GIVEN RECORDS:

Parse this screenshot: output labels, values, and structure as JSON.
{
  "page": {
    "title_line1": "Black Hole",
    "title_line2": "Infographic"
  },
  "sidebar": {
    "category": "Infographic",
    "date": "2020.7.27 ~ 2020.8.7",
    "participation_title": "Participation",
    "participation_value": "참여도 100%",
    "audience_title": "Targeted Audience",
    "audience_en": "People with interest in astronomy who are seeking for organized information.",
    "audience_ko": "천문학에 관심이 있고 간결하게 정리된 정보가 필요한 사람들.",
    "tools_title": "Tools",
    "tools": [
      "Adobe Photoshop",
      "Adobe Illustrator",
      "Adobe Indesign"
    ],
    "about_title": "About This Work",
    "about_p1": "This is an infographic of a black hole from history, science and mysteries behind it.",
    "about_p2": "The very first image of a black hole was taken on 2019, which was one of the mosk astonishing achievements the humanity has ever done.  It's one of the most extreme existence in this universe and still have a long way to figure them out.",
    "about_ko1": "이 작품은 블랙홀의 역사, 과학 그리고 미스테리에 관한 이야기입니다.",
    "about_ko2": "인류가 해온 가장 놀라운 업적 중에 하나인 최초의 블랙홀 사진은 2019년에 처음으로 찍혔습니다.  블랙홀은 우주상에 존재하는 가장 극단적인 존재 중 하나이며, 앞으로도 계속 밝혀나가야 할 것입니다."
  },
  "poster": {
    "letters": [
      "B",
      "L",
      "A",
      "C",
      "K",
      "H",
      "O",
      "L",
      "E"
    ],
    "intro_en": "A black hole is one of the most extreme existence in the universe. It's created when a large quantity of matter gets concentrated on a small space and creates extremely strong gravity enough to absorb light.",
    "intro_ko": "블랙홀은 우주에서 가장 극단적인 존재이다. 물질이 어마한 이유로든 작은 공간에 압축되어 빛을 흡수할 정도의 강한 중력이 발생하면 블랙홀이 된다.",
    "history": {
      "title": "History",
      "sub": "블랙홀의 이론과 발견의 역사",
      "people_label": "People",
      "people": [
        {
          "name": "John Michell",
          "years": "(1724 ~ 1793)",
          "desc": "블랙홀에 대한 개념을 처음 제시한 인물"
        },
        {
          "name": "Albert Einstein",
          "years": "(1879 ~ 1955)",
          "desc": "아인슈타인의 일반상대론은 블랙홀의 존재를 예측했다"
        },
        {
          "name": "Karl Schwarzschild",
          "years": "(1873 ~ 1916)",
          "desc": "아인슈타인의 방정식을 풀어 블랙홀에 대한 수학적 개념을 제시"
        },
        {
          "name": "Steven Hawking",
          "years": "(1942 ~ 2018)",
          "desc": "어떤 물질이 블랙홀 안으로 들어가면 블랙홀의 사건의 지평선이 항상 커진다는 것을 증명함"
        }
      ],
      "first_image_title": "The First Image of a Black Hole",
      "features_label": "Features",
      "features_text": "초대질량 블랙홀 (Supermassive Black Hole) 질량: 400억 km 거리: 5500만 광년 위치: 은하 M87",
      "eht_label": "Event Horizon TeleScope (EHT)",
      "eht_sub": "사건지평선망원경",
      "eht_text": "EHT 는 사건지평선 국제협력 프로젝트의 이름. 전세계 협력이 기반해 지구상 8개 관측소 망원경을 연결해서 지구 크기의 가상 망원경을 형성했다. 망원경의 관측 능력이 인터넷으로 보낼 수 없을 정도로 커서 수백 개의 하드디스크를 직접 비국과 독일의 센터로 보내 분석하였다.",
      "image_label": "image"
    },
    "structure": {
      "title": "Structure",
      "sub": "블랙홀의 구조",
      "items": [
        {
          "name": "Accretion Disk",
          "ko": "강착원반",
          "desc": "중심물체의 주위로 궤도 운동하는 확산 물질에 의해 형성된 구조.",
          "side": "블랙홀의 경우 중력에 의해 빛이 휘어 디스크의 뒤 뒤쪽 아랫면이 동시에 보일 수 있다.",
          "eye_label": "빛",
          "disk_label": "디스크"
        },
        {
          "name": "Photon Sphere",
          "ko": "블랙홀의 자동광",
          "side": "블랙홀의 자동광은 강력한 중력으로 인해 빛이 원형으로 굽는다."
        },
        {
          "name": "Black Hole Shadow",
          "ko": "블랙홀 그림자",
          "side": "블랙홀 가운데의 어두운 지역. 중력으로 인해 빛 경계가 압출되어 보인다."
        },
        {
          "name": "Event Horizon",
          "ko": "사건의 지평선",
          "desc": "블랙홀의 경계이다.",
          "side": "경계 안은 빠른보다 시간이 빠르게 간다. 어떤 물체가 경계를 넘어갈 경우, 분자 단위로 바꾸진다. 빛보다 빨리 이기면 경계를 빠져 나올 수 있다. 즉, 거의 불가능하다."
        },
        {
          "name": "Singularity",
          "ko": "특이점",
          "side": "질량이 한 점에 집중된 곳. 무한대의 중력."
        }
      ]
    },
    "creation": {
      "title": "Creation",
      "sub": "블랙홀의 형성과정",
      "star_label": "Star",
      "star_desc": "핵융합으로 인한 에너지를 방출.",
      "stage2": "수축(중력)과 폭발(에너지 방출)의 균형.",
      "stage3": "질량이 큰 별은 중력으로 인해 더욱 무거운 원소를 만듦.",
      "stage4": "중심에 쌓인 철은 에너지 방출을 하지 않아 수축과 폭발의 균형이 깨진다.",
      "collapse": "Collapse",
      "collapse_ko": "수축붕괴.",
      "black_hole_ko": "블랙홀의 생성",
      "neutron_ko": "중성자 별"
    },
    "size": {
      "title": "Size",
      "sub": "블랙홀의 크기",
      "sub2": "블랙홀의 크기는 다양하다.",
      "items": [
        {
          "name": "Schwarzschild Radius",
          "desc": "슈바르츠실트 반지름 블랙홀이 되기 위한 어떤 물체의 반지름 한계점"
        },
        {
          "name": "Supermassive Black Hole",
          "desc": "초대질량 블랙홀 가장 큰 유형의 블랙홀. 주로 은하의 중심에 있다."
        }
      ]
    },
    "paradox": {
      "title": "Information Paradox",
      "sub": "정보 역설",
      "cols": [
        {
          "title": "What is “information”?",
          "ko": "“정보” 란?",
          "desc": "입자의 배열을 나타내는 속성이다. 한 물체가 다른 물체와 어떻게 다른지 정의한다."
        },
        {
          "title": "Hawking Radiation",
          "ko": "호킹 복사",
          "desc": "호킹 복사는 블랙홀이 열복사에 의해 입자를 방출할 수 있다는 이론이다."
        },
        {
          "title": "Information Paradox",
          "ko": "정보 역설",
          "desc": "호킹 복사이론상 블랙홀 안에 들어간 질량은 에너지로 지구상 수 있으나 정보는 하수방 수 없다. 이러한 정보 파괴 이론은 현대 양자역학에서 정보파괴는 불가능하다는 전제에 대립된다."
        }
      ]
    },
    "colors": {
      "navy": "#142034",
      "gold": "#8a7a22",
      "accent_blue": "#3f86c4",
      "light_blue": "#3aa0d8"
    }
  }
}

WHAT IS NEEDED: All of the data shown above must be copied exactly.

FULL SOLUTION:
Parse this screenshot: output labels, values, and structure as JSON.
{
  "page": {
    "title_line1": "Black Hole",
    "title_line2": "Infographic"
  },
  "sidebar": {
    "category": "Infographic",
    "date": "2020.7.27 ~ 2020.8.7",
    "participation_title": "Participation",
    "participation_value": "참여도 100%",
    "audience_title": "Targeted Audience",
    "audience_en": "People with interest in astronomy who are seeking for organized information.",
    "audience_ko": "천문학에 관심이 있고 간결하게 정리된 정보가 필요한 사람들.",
    "tools_title": "Tools",
    "tools": [
      "Adobe Photoshop",
      "Adobe Illustrator",
      "Adobe Indesign"
    ],
    "about_title": "About This Work",
    "about_p1": "This is an infographic of a black hole from history, science and mysteries behind it.",
    "about_p2": "The very first image of a black hole was taken on 2019, which was one of the mosk astonishing achievements the humanity has ever done.  It's one of the most extreme existence in this universe and still have a long way to figure them out.",
    "about_ko1": "이 작품은 블랙홀의 역사, 과학 그리고 미스테리에 관한 이야기입니다.",
    "about_ko2": "인류가 해온 가장 놀라운 업적 중에 하나인 최초의 블랙홀 사진은 2019년에 처음으로 찍혔습니다.  블랙홀은 우주상에 존재하는 가장 극단적인 존재 중 하나이며, 앞으로도 계속 밝혀나가야 할 것입니다."
  },
  "poster": {
    "letters": [
      "B",
      "L",
      "A",
      "C",
      "K",
      "H",
      "O",
      "L",
      "E"
    ],
    "intro_en": "A black hole is one of the most extreme existence in the universe. It's created when a large quantity of matter gets concentrated on a small space and creates extremely strong gravity enough to absorb light.",
    "intro_ko": "블랙홀은 우주에서 가장 극단적인 존재이다. 물질이 어마한 이유로든 작은 공간에 압축되어 빛을 흡수할 정도의 강한 중력이 발생하면 블랙홀이 된다.",
    "history": {
      "title": "History",
      "sub": "블랙홀의 이론과 발견의 역사",
      "people_label": "People",
      "people": [
        {
          "name": "John Michell",
          "years": "(1724 ~ 1793)",
          "desc": "블랙홀에 대한 개념을 처음 제시한 인물"
        },
        {
          "name": "Albert Einstein",
          "years": "(1879 ~ 1955)",
          "desc": "아인슈타인의 일반상대론은 블랙홀의 존재를 예측했다"
        },
        {
          "name": "Karl Schwarzschild",
          "years": "(1873 ~ 1916)",
          "desc": "아인슈타인의 방정식을 풀어 블랙홀에 대한 수학적 개념을 제시"
        },
        {
          "name": "Steven Hawking",
          "years": "(1942 ~ 2018)",
          "desc": "어떤 물질이 블랙홀 안으로 들어가면 블랙홀의 사건의 지평선이 항상 커진다는 것을 증명함"
        }
      ],
      "first_image_title": "The First Image of a Black Hole",
      "features_label": "Features",
      "features_text": "초대질량 블랙홀 (Supermassive Black Hole) 질량: 400억 km 거리: 5500만 광년 위치: 은하 M87",
      "eht_label": "Event Horizon TeleScope (EHT)",
      "eht_sub": "사건지평선망원경",
      "eht_text": "EHT 는 사건지평선 국제협력 프로젝트의 이름. 전세계 협력이 기반해 지구상 8개 관측소 망원경을 연결해서 지구 크기의 가상 망원경을 형성했다. 망원경의 관측 능력이 인터넷으로 보낼 수 없을 정도로 커서 수백 개의 하드디스크를 직접 비국과 독일의 센터로 보내 분석하였다.",
      "image_label": "image"
    },
    "structure": {
      "title": "Structure",
      "sub": "블랙홀의 구조",
      "items": [
        {
          "name": "Accretion Disk",
          "ko": "강착원반",
          "desc": "중심물체의 주위로 궤도 운동하는 확산 물질에 의해 형성된 구조.",
          "side": "블랙홀의 경우 중력에 의해 빛이 휘어 디스크의 뒤 뒤쪽 아랫면이 동시에 보일 수 있다.",
          "eye_label": "빛",
          "disk_label": "디스크"
        },
        {
          "name": "Photon Sphere",
          "ko": "블랙홀의 자동광",
          "side": "블랙홀의 자동광은 강력한 중력으로 인해 빛이 원형으로 굽는다."
        },
        {
          "name": "Black Hole Shadow",
          "ko": "블랙홀 그림자",
          "side": "블랙홀 가운데의 어두운 지역. 중력으로 인해 빛 경계가 압출되어 보인다."
        },
        {
          "name": "Event Horizon",
          "ko": "사건의 지평선",
          "desc": "블랙홀의 경계이다.",
          "side": "경계 안은 빠른보다 시간이 빠르게 간다. 어떤 물체가 경계를 넘어갈 경우, 분자 단위로 바꾸진다. 빛보다 빨리 이기면 경계를 빠져 나올 수 있다. 즉, 거의 불가능하다."
        },
        {
          "name": "Singularity",
          "ko": "특이점",
          "side": "질량이 한 점에 집중된 곳. 무한대의 중력."
        }
      ]
    },
    "creation": {
      "title": "Creation",
      "sub": "블랙홀의 형성과정",
      "star_label": "Star",
      "star_desc": "핵융합으로 인한 에너지를 방출.",
      "stage2": "수축(중력)과 폭발(에너지 방출)의 균형.",
      "stage3": "질량이 큰 별은 중력으로 인해 더욱 무거운 원소를 만듦.",
      "stage4": "중심에 쌓인 철은 에너지 방출을 하지 않아 수축과 폭발의 균형이 깨진다.",
      "collapse": "Collapse",
      "collapse_ko": "수축붕괴.",
      "black_hole_ko": "블랙홀의 생성",
      "neutron_ko": "중성자 별"
    },
    "size": {
      "title": "Size",
      "sub": "블랙홀의 크기",
      "sub2": "블랙홀의 크기는 다양하다.",
      "items": [
        {
          "name": "Schwarzschild Radius",
          "desc": "슈바르츠실트 반지름 블랙홀이 되기 위한 어떤 물체의 반지름 한계점"
        },
        {
          "name": "Supermassive Black Hole",
          "desc": "초대질량 블랙홀 가장 큰 유형의 블랙홀. 주로 은하의 중심에 있다."
        }
      ]
    },
    "paradox": {
      "title": "Information Paradox",
      "sub": "정보 역설",
      "cols": [
        {
          "title": "What is “information”?",
          "ko": "“정보” 란?",
          "desc": "입자의 배열을 나타내는 속성이다. 한 물체가 다른 물체와 어떻게 다른지 정의한다."
        },
        {
          "title": "Hawking Radiation",
          "ko": "호킹 복사",
          "desc": "호킹 복사는 블랙홀이 열복사에 의해 입자를 방출할 수 있다는 이론이다."
        },
        {
          "title": "Information Paradox",
          "ko": "정보 역설",
          "desc": "호킹 복사이론상 블랙홀 안에 들어간 질량은 에너지로 지구상 수 있으나 정보는 하수방 수 없다. 이러한 정보 파괴 이론은 현대 양자역학에서 정보파괴는 불가능하다는 전제에 대립된다."
        }
      ]
    },
    "colors": {
      "navy": "#142034",
      "gold": "#8a7a22",
      "accent_blue": "#3f86c4",
      "light_blue": "#3aa0d8"
    }
  }
}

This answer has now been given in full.